• _EXERCISE BRIEF_
Return the material word for word. Do not include the pictures.

(Records from a data collection)

>> BEGIN

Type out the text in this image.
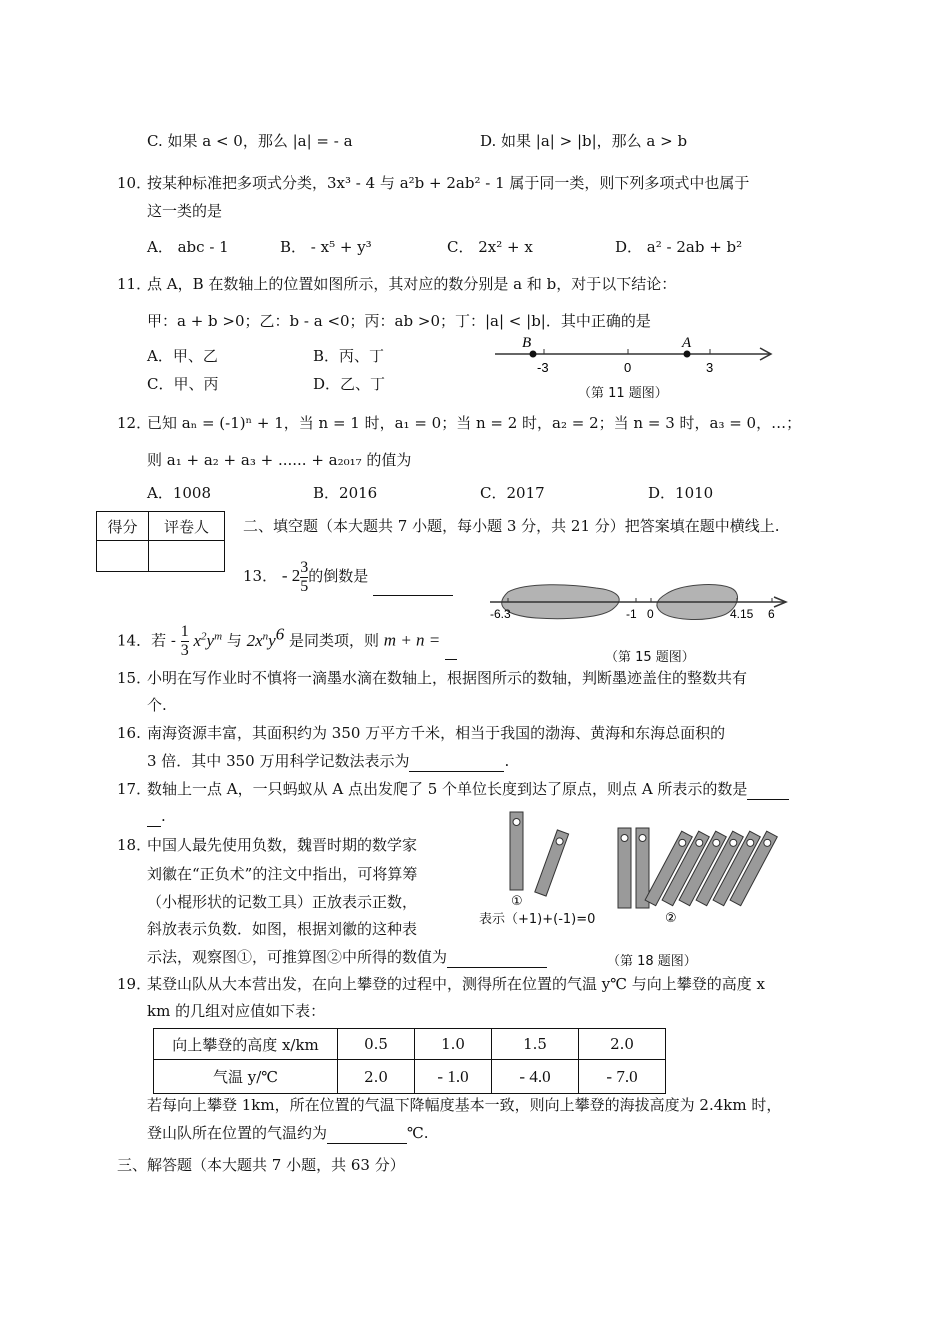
C. 如果 a < 0，那么 |a| = - a	D. 如果 |a| > |b|，那么 a > b
10．
按某种标准把多项式分类，3x³ - 4 与 a²b + 2ab² - 1 属于同一类，则下列多项式中也属于
这一类的是
A． abc - 1	B． - x⁵ + y³	C． 2x² + x	D． a² - 2ab + b²
11．
点 A，B 在数轴上的位置如图所示，其对应的数分别是 a 和 b，对于以下结论：
甲：a + b >0；乙：b - a <0；丙：ab >0；丁：|a| < |b|．其中正确的是
A．甲、乙	B．丙、丁
C．甲、丙	D．乙、丁
B	A
-3	0	3
（第 11 题图）
12．
已知 aₙ = (-1)ⁿ + 1，当 n = 1 时，a₁ = 0；当 n = 2 时，a₂ = 2；当 n = 3 时，a₃ = 0，…；
则 a₁ + a₂ + a₃ + ...... + a₂₀₁₇ 的值为
A．1008	B．2016	C．2017	D．1010
得分	评卷人
	二、填空题（本大题共 7 小题，每小题 3 分，共 21 分）把答案填在题中横线上.
13． - $2 \frac{3}{5}$ 的倒数是
-6.3	-1 0	4.15 6
（第 15 题图）
14．若 - $\frac{1}{3} x^2y^m$ 与 $2x^ny^6$ 是同类项，则 m + n =
15．
小明在写作业时不慎将一滴墨水滴在数轴上，根据图所示的数轴，判断墨迹盖住的整数共有
个.
16. 南海资源丰富，其面积约为 350 万平方千米，相当于我国的渤海、黄海和东海总面积的
3 倍．其中 350 万用科学记数法表示为	.
17．
数轴上一点 A，一只蚂蚁从 A 点出发爬了 5 个单位长度到达了原点，则点 A 所表示的数是
.
18．
中国人最先使用负数，魏晋时期的数学家
刘徽在“正负术”的注文中指出，可将算筹
（小棍形状的记数工具）正放表示正数，
斜放表示负数．如图，根据刘徽的这种表
示法，观察图①，可推算图②中所得的数值为
①
表示（+1)+(-1)=0	②
（第 18 题图）
19．
某登山队从大本营出发，在向上攀登的过程中，测得所在位置的气温 y℃ 与向上攀登的高度 x
km 的几组对应值如下表：
向上攀登的高度 x/km	0.5	1.0	1.5	2.0
气温 y/℃	2.0	- 1.0	- 4.0	- 7.0
若每向上攀登 1km，所在位置的气温下降幅度基本一致，则向上攀登的海拔高度为 2.4km 时，
登山队所在位置的气温约为	℃.
三、解答题（本大题共 7 小题，共 63 分）
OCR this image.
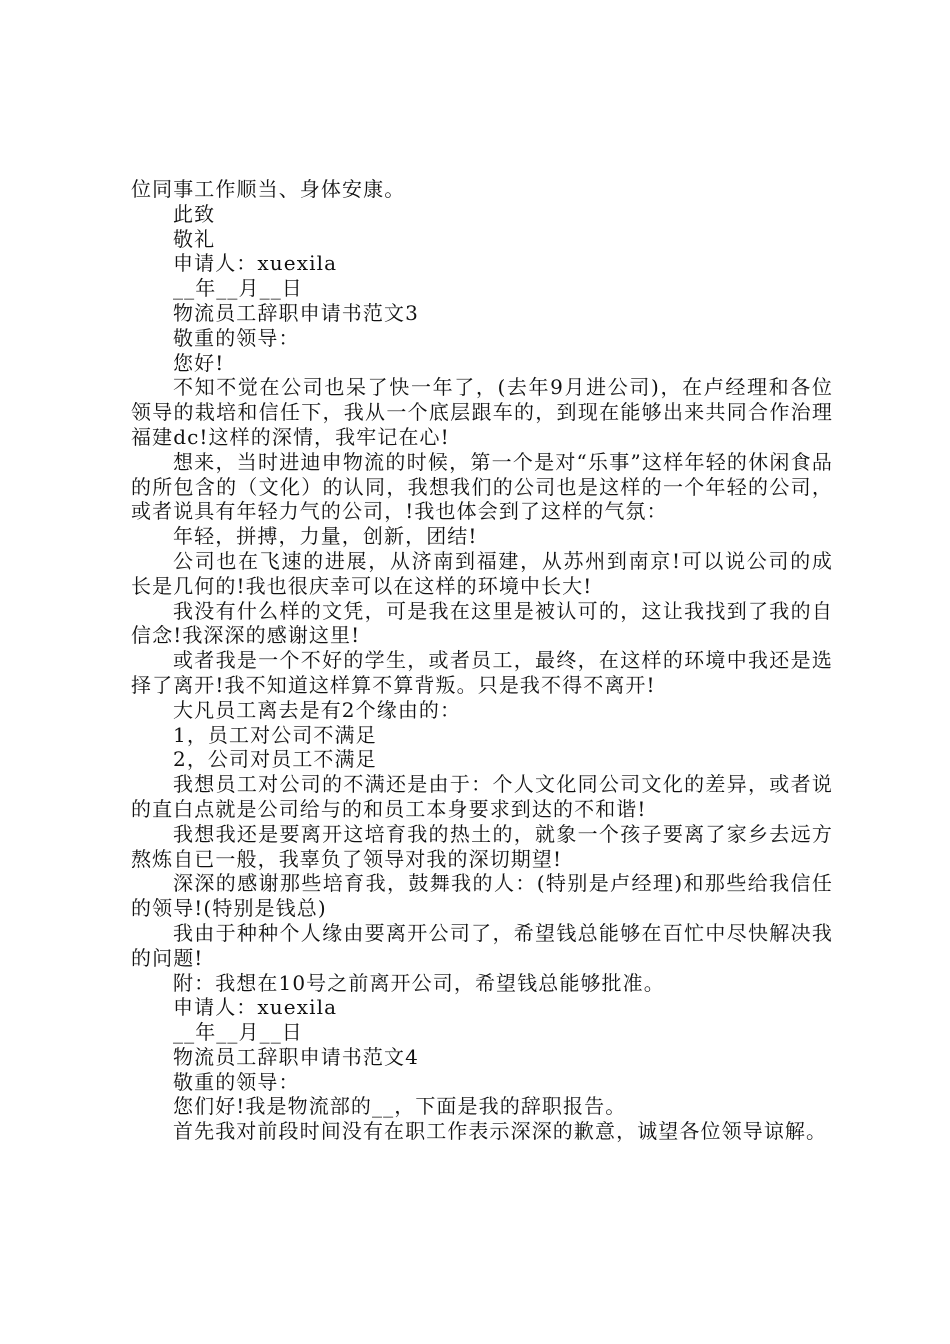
位同事工作顺当、身体安康。

此致

敬礼

申请人：xuexila

__年__月__日

物流员工辞职申请书范文3

敬重的领导：

您好!

不知不觉在公司也呆了快一年了，(去年9月进公司)，在卢经理和各位领导的栽培和信任下，我从一个底层跟车的，到现在能够出来共同合作治理福建dc!这样的深情，我牢记在心!

想来，当时进迪申物流的时候，第一个是对“乐事”这样年轻的休闲食品的所包含的（文化）的认同，我想我们的公司也是这样的一个年轻的公司，或者说具有年轻力气的公司，!我也体会到了这样的气氛：

年轻，拼搏，力量，创新，团结!

公司也在飞速的进展，从济南到福建，从苏州到南京!可以说公司的成长是几何的!我也很庆幸可以在这样的环境中长大!

我没有什么样的文凭，可是我在这里是被认可的，这让我找到了我的自信念!我深深的感谢这里!

或者我是一个不好的学生，或者员工，最终，在这样的环境中我还是选择了离开!我不知道这样算不算背叛。只是我不得不离开!

大凡员工离去是有2个缘由的：

1，员工对公司不满足

2，公司对员工不满足

我想员工对公司的不满还是由于：个人文化同公司文化的差异，或者说的直白点就是公司给与的和员工本身要求到达的不和谐!

我想我还是要离开这培育我的热土的，就象一个孩子要离了家乡去远方熬炼自已一般，我辜负了领导对我的深切期望!

深深的感谢那些培育我，鼓舞我的人：(特别是卢经理)和那些给我信任的领导!(特别是钱总)

我由于种种个人缘由要离开公司了，希望钱总能够在百忙中尽快解决我的问题!

附：我想在10号之前离开公司，希望钱总能够批准。

申请人：xuexila

__年__月__日

物流员工辞职申请书范文4

敬重的领导：

您们好!我是物流部的__，下面是我的辞职报告。

首先我对前段时间没有在职工作表示深深的歉意，诚望各位领导谅解。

>> END

• _SOLUTION TO THIS PROBLEM_
Type out the text in this image.
C. 如果 a < 0，那么 |a| = - a	D. 如果 |a| > |b|，那么 a > b
10．
按某种标准把多项式分类，3x³ - 4 与 a²b + 2ab² - 1 属于同一类，则下列多项式中也属于
这一类的是
A． abc - 1	B． - x⁵ + y³	C． 2x² + x	D． a² - 2ab + b²
11．
点 A，B 在数轴上的位置如图所示，其对应的数分别是 a 和 b，对于以下结论：
甲：a + b >0；乙：b - a <0；丙：ab >0；丁：|a| < |b|．其中正确的是
A．甲、乙	B．丙、丁
C．甲、丙	D．乙、丁
B	A
-3	0	3
（第 11 题图）
12．
已知 aₙ = (-1)ⁿ + 1，当 n = 1 时，a₁ = 0；当 n = 2 时，a₂ = 2；当 n = 3 时，a₃ = 0，…；
则 a₁ + a₂ + a₃ + ...... + a₂₀₁₇ 的值为
A．1008	B．2016	C．2017	D．1010
得分	评卷人
	二、填空题（本大题共 7 小题，每小题 3 分，共 21 分）把答案填在题中横线上.
13． - $2 \frac{3}{5}$ 的倒数是
-6.3	-1 0	4.15 6
（第 15 题图）
14．若 - $\frac{1}{3} x^2y^m$ 与 $2x^ny^6$ 是同类项，则 m + n =
15．
小明在写作业时不慎将一滴墨水滴在数轴上，根据图所示的数轴，判断墨迹盖住的整数共有
个.
16. 南海资源丰富，其面积约为 350 万平方千米，相当于我国的渤海、黄海和东海总面积的
3 倍．其中 350 万用科学记数法表示为	.
17．
数轴上一点 A，一只蚂蚁从 A 点出发爬了 5 个单位长度到达了原点，则点 A 所表示的数是
.
18．
中国人最先使用负数，魏晋时期的数学家
刘徽在“正负术”的注文中指出，可将算筹
（小棍形状的记数工具）正放表示正数，
斜放表示负数．如图，根据刘徽的这种表
示法，观察图①，可推算图②中所得的数值为
①
表示（+1)+(-1)=0	②
（第 18 题图）
19．
某登山队从大本营出发，在向上攀登的过程中，测得所在位置的气温 y℃ 与向上攀登的高度 x
km 的几组对应值如下表：
向上攀登的高度 x/km	0.5	1.0	1.5	2.0
气温 y/℃	2.0	- 1.0	- 4.0	- 7.0
若每向上攀登 1km，所在位置的气温下降幅度基本一致，则向上攀登的海拔高度为 2.4km 时，
登山队所在位置的气温约为	℃.
三、解答题（本大题共 7 小题，共 63 分）
OCR this image.
位同事工作顺当、身体安康。

此致

敬礼

申请人：xuexila

__年__月__日

物流员工辞职申请书范文3

敬重的领导：

您好!

不知不觉在公司也呆了快一年了，(去年9月进公司)，在卢经理和各位领导的栽培和信任下，我从一个底层跟车的，到现在能够出来共同合作治理福建dc!这样的深情，我牢记在心!

想来，当时进迪申物流的时候，第一个是对“乐事”这样年轻的休闲食品的所包含的（文化）的认同，我想我们的公司也是这样的一个年轻的公司，或者说具有年轻力气的公司，!我也体会到了这样的气氛：

年轻，拼搏，力量，创新，团结!

公司也在飞速的进展，从济南到福建，从苏州到南京!可以说公司的成长是几何的!我也很庆幸可以在这样的环境中长大!

我没有什么样的文凭，可是我在这里是被认可的，这让我找到了我的自信念!我深深的感谢这里!

或者我是一个不好的学生，或者员工，最终，在这样的环境中我还是选择了离开!我不知道这样算不算背叛。只是我不得不离开!

大凡员工离去是有2个缘由的：

1，员工对公司不满足

2，公司对员工不满足

我想员工对公司的不满还是由于：个人文化同公司文化的差异，或者说的直白点就是公司给与的和员工本身要求到达的不和谐!

我想我还是要离开这培育我的热土的，就象一个孩子要离了家乡去远方熬炼自已一般，我辜负了领导对我的深切期望!

深深的感谢那些培育我，鼓舞我的人：(特别是卢经理)和那些给我信任的领导!(特别是钱总)

我由于种种个人缘由要离开公司了，希望钱总能够在百忙中尽快解决我的问题!

附：我想在10号之前离开公司，希望钱总能够批准。

申请人：xuexila

__年__月__日

物流员工辞职申请书范文4

敬重的领导：

您们好!我是物流部的__，下面是我的辞职报告。

首先我对前段时间没有在职工作表示深深的歉意，诚望各位领导谅解。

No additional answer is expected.